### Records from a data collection
============
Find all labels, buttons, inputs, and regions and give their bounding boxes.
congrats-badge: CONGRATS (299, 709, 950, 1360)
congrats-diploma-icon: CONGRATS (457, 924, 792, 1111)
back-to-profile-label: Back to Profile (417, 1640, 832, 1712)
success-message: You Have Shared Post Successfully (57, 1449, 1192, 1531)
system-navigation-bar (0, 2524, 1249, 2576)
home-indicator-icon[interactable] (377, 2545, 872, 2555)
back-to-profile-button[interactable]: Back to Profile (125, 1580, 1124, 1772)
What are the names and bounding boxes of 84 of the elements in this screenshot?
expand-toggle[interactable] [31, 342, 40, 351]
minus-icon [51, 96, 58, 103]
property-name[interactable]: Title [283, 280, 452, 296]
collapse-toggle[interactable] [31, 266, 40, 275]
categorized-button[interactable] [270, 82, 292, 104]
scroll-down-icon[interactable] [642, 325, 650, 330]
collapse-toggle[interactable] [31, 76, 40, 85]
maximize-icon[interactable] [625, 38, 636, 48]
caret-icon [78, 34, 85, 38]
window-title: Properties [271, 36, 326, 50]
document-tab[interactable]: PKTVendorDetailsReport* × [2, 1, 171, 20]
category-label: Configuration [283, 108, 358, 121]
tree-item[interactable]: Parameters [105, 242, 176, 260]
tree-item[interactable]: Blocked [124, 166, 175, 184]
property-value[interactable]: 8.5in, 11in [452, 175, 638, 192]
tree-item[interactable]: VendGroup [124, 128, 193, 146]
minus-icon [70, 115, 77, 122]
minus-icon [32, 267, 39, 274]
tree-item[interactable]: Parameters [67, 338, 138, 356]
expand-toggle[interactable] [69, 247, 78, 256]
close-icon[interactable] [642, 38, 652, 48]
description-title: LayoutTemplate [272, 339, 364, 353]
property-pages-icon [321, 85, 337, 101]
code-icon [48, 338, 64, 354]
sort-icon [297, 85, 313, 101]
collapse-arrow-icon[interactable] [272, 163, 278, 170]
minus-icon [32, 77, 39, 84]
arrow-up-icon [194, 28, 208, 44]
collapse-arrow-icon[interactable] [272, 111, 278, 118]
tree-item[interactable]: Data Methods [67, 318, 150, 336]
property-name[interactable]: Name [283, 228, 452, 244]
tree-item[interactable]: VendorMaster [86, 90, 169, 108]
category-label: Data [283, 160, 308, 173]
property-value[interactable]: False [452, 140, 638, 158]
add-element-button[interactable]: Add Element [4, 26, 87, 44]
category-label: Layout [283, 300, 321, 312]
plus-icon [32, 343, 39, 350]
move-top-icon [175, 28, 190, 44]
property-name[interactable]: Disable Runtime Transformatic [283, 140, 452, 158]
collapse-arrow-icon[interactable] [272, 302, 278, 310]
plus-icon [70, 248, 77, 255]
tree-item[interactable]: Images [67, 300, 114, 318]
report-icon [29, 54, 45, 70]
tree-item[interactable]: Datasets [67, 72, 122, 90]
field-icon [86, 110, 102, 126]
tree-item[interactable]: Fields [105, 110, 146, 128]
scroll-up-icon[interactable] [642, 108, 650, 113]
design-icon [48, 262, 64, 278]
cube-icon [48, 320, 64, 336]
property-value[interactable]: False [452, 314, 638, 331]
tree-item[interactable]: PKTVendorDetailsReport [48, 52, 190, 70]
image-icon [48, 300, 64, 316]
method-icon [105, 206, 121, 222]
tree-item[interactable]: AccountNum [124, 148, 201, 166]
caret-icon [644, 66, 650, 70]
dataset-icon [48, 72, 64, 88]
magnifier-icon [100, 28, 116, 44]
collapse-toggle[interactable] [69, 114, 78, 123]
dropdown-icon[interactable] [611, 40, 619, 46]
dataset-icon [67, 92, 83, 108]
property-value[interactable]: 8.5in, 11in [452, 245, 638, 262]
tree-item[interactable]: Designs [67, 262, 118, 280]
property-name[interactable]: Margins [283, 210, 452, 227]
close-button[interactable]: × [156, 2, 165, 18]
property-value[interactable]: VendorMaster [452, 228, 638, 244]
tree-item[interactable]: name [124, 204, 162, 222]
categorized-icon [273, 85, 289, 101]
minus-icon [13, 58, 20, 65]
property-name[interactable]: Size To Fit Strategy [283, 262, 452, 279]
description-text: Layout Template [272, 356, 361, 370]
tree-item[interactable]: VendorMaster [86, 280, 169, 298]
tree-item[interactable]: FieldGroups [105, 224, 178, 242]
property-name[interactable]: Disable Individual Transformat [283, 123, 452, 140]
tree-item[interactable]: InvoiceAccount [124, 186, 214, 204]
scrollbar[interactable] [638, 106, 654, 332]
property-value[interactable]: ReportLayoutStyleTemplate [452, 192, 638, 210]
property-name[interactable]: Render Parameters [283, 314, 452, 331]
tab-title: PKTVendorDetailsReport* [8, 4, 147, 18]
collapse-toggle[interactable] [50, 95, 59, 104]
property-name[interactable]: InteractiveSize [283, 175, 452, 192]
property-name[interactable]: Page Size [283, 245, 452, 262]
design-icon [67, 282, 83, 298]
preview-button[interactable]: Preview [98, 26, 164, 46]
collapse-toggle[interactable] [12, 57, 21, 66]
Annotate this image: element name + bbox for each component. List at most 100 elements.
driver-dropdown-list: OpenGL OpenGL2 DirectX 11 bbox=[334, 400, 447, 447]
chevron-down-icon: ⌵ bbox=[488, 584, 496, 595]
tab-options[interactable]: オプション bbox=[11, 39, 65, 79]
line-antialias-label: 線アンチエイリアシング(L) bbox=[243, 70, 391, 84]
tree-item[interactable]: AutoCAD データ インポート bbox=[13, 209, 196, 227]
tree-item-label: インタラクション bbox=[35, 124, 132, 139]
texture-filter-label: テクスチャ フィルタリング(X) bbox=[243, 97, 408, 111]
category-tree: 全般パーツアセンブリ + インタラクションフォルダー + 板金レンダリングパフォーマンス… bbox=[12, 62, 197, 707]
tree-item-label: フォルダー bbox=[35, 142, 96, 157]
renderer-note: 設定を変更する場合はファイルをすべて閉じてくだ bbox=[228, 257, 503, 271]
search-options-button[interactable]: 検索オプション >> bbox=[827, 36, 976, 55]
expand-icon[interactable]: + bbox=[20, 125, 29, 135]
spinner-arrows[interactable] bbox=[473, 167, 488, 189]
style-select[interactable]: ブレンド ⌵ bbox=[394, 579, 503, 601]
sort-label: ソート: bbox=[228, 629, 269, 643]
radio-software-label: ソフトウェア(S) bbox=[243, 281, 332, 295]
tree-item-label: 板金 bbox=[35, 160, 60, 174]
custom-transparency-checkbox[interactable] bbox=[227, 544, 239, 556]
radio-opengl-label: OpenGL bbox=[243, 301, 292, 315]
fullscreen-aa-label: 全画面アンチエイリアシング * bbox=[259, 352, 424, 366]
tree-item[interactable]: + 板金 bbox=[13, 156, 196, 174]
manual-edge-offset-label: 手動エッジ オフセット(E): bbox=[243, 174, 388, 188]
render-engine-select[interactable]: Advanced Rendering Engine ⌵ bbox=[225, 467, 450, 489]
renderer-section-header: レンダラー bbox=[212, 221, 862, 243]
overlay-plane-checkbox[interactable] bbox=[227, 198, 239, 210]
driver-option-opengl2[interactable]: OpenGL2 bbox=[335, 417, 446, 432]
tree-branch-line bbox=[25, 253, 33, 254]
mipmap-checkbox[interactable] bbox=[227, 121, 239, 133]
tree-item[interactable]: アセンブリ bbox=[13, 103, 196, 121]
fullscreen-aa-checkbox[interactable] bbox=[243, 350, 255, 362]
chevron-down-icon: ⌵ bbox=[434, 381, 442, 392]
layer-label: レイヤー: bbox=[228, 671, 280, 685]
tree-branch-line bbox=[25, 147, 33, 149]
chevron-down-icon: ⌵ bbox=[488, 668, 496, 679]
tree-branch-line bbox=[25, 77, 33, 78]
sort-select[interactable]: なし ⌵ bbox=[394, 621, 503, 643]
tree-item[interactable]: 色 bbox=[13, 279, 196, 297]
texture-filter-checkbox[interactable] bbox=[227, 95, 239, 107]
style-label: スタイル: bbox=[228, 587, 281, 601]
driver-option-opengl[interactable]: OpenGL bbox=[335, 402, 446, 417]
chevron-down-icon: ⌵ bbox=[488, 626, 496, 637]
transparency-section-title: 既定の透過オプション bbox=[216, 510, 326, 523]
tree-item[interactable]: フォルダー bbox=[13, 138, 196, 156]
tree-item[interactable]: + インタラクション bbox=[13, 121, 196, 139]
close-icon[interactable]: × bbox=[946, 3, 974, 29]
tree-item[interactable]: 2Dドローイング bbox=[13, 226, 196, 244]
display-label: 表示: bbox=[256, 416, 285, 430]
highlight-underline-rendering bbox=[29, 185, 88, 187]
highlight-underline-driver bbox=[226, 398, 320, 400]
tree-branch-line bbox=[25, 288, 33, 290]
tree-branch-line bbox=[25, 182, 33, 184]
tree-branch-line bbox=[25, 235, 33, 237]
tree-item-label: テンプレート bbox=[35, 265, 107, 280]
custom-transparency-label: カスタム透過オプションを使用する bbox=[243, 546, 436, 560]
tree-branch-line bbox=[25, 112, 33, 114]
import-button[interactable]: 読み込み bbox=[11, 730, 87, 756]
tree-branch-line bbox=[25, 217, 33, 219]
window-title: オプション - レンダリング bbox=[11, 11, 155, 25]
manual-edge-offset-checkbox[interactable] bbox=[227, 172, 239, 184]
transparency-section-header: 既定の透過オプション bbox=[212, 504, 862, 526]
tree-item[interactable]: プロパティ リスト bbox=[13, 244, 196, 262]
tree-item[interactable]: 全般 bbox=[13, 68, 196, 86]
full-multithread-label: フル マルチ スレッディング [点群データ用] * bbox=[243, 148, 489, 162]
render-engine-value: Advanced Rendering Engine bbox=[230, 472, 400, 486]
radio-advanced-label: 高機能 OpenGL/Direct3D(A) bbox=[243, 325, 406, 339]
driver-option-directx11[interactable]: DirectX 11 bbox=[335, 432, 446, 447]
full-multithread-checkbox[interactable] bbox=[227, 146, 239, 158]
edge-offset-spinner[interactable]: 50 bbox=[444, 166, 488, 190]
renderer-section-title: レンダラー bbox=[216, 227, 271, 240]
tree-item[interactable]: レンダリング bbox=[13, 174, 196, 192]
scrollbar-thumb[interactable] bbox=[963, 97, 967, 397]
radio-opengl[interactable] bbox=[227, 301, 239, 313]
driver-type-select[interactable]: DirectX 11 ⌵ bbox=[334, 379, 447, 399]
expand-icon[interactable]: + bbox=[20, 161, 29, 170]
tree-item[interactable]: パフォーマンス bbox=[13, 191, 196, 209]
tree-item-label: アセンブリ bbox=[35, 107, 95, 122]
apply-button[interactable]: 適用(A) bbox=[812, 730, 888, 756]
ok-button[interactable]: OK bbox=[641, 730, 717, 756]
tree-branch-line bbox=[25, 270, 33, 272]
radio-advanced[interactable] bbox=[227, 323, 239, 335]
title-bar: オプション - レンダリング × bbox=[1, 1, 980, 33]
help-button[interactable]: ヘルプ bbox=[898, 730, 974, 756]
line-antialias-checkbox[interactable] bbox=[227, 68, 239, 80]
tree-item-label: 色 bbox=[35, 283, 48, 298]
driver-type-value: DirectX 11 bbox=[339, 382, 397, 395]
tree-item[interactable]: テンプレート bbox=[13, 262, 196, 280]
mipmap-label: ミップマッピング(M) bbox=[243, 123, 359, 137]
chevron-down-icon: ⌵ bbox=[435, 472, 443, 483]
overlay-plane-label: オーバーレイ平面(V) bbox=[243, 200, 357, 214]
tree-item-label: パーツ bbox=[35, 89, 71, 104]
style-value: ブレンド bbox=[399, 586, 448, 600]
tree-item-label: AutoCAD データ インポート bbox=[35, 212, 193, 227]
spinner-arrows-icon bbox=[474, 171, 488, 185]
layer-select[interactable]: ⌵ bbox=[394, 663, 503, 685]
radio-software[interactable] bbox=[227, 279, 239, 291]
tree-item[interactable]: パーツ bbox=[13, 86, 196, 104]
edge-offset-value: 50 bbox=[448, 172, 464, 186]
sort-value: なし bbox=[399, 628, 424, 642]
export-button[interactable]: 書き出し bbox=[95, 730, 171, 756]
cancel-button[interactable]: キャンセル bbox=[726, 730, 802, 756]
============
### Directions
Copy the records above, starting from the first line and continuing through the line containing "property-name[interactable]: Title [283, 280, 452, 296]". Keep every line unchanged and include both end lines.

### Solution
Find all labels, buttons, inputs, and regions and give their bounding boxes.
congrats-badge: CONGRATS (299, 709, 950, 1360)
congrats-diploma-icon: CONGRATS (457, 924, 792, 1111)
back-to-profile-label: Back to Profile (417, 1640, 832, 1712)
success-message: You Have Shared Post Successfully (57, 1449, 1192, 1531)
system-navigation-bar (0, 2524, 1249, 2576)
home-indicator-icon[interactable] (377, 2545, 872, 2555)
back-to-profile-button[interactable]: Back to Profile (125, 1580, 1124, 1772)
What are the names and bounding boxes of 84 of the elements in this screenshot?
expand-toggle[interactable] [31, 342, 40, 351]
minus-icon [51, 96, 58, 103]
property-name[interactable]: Title [283, 280, 452, 296]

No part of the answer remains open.